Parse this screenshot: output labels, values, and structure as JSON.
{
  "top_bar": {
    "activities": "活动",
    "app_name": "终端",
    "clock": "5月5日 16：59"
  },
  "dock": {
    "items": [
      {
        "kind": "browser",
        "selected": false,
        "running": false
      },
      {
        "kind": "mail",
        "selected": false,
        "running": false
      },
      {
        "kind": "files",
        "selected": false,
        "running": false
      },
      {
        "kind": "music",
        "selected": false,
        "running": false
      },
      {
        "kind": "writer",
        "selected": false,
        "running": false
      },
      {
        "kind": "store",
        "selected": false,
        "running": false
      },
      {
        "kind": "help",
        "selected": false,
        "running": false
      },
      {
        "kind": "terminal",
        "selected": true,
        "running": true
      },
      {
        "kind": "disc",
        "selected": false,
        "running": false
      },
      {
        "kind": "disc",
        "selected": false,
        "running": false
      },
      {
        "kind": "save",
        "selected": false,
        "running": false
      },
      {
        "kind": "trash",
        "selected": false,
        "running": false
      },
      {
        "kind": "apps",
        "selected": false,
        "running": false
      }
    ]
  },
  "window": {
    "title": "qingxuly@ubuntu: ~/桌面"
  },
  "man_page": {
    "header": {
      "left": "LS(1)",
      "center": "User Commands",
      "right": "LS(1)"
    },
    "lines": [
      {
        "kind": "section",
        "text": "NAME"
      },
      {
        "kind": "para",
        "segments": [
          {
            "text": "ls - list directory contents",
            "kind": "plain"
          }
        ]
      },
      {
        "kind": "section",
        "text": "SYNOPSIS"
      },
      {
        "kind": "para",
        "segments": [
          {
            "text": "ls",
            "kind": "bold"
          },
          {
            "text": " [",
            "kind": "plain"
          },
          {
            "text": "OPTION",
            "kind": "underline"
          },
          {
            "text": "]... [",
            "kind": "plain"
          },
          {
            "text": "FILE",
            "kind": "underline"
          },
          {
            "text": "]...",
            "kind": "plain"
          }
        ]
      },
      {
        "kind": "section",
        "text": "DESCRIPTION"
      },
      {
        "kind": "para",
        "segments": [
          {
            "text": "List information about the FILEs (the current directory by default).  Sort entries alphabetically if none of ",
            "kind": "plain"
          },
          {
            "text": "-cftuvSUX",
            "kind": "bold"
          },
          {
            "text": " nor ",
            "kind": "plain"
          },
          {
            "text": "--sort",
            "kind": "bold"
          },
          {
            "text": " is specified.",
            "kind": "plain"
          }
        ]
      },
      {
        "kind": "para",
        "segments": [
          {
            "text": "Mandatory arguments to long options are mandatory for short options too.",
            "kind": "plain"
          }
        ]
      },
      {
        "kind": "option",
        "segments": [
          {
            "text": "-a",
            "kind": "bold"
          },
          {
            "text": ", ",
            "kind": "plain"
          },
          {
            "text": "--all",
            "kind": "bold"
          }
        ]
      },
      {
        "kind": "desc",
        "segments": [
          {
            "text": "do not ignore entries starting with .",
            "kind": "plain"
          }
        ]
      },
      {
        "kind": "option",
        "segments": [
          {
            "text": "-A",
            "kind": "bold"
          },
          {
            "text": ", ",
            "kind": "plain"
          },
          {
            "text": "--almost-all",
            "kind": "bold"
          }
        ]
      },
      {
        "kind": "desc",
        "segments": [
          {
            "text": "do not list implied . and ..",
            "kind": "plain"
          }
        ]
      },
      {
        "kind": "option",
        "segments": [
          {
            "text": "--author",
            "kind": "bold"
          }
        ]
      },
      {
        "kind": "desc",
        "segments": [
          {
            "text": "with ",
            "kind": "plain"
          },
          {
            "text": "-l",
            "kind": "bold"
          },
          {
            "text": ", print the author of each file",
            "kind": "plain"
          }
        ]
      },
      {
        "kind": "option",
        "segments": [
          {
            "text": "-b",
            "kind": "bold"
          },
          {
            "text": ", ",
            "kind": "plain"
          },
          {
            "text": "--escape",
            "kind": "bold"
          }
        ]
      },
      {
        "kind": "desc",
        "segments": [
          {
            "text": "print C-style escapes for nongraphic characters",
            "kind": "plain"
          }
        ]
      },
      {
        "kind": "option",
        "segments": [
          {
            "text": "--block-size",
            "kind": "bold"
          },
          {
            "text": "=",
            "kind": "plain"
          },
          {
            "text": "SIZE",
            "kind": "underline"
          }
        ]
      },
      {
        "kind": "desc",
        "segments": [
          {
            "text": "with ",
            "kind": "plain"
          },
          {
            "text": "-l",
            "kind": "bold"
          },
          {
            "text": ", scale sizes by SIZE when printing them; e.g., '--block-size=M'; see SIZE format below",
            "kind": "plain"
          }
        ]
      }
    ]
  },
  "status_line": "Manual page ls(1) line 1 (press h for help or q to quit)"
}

### The task
Copy out all of the records shown above exactly.

### Task response
Parse this screenshot: output labels, values, and structure as JSON.
{
  "top_bar": {
    "activities": "活动",
    "app_name": "终端",
    "clock": "5月5日 16：59"
  },
  "dock": {
    "items": [
      {
        "kind": "browser",
        "selected": false,
        "running": false
      },
      {
        "kind": "mail",
        "selected": false,
        "running": false
      },
      {
        "kind": "files",
        "selected": false,
        "running": false
      },
      {
        "kind": "music",
        "selected": false,
        "running": false
      },
      {
        "kind": "writer",
        "selected": false,
        "running": false
      },
      {
        "kind": "store",
        "selected": false,
        "running": false
      },
      {
        "kind": "help",
        "selected": false,
        "running": false
      },
      {
        "kind": "terminal",
        "selected": true,
        "running": true
      },
      {
        "kind": "disc",
        "selected": false,
        "running": false
      },
      {
        "kind": "disc",
        "selected": false,
        "running": false
      },
      {
        "kind": "save",
        "selected": false,
        "running": false
      },
      {
        "kind": "trash",
        "selected": false,
        "running": false
      },
      {
        "kind": "apps",
        "selected": false,
        "running": false
      }
    ]
  },
  "window": {
    "title": "qingxuly@ubuntu: ~/桌面"
  },
  "man_page": {
    "header": {
      "left": "LS(1)",
      "center": "User Commands",
      "right": "LS(1)"
    },
    "lines": [
      {
        "kind": "section",
        "text": "NAME"
      },
      {
        "kind": "para",
        "segments": [
          {
            "text": "ls - list directory contents",
            "kind": "plain"
          }
        ]
      },
      {
        "kind": "section",
        "text": "SYNOPSIS"
      },
      {
        "kind": "para",
        "segments": [
          {
            "text": "ls",
            "kind": "bold"
          },
          {
            "text": " [",
            "kind": "plain"
          },
          {
            "text": "OPTION",
            "kind": "underline"
          },
          {
            "text": "]... [",
            "kind": "plain"
          },
          {
            "text": "FILE",
            "kind": "underline"
          },
          {
            "text": "]...",
            "kind": "plain"
          }
        ]
      },
      {
        "kind": "section",
        "text": "DESCRIPTION"
      },
      {
        "kind": "para",
        "segments": [
          {
            "text": "List information about the FILEs (the current directory by default).  Sort entries alphabetically if none of ",
            "kind": "plain"
          },
          {
            "text": "-cftuvSUX",
            "kind": "bold"
          },
          {
            "text": " nor ",
            "kind": "plain"
          },
          {
            "text": "--sort",
            "kind": "bold"
          },
          {
            "text": " is specified.",
            "kind": "plain"
          }
        ]
      },
      {
        "kind": "para",
        "segments": [
          {
            "text": "Mandatory arguments to long options are mandatory for short options too.",
            "kind": "plain"
          }
        ]
      },
      {
        "kind": "option",
        "segments": [
          {
            "text": "-a",
            "kind": "bold"
          },
          {
            "text": ", ",
            "kind": "plain"
          },
          {
            "text": "--all",
            "kind": "bold"
          }
        ]
      },
      {
        "kind": "desc",
        "segments": [
          {
            "text": "do not ignore entries starting with .",
            "kind": "plain"
          }
        ]
      },
      {
        "kind": "option",
        "segments": [
          {
            "text": "-A",
            "kind": "bold"
          },
          {
            "text": ", ",
            "kind": "plain"
          },
          {
            "text": "--almost-all",
            "kind": "bold"
          }
        ]
      },
      {
        "kind": "desc",
        "segments": [
          {
            "text": "do not list implied . and ..",
            "kind": "plain"
          }
        ]
      },
      {
        "kind": "option",
        "segments": [
          {
            "text": "--author",
            "kind": "bold"
          }
        ]
      },
      {
        "kind": "desc",
        "segments": [
          {
            "text": "with ",
            "kind": "plain"
          },
          {
            "text": "-l",
            "kind": "bold"
          },
          {
            "text": ", print the author of each file",
            "kind": "plain"
          }
        ]
      },
      {
        "kind": "option",
        "segments": [
          {
            "text": "-b",
            "kind": "bold"
          },
          {
            "text": ", ",
            "kind": "plain"
          },
          {
            "text": "--escape",
            "kind": "bold"
          }
        ]
      },
      {
        "kind": "desc",
        "segments": [
          {
            "text": "print C-style escapes for nongraphic characters",
            "kind": "plain"
          }
        ]
      },
      {
        "kind": "option",
        "segments": [
          {
            "text": "--block-size",
            "kind": "bold"
          },
          {
            "text": "=",
            "kind": "plain"
          },
          {
            "text": "SIZE",
            "kind": "underline"
          }
        ]
      },
      {
        "kind": "desc",
        "segments": [
          {
            "text": "with ",
            "kind": "plain"
          },
          {
            "text": "-l",
            "kind": "bold"
          },
          {
            "text": ", scale sizes by SIZE when printing them; e.g., '--block-size=M'; see SIZE format below",
            "kind": "plain"
          }
        ]
      }
    ]
  },
  "status_line": "Manual page ls(1) line 1 (press h for help or q to quit)"
}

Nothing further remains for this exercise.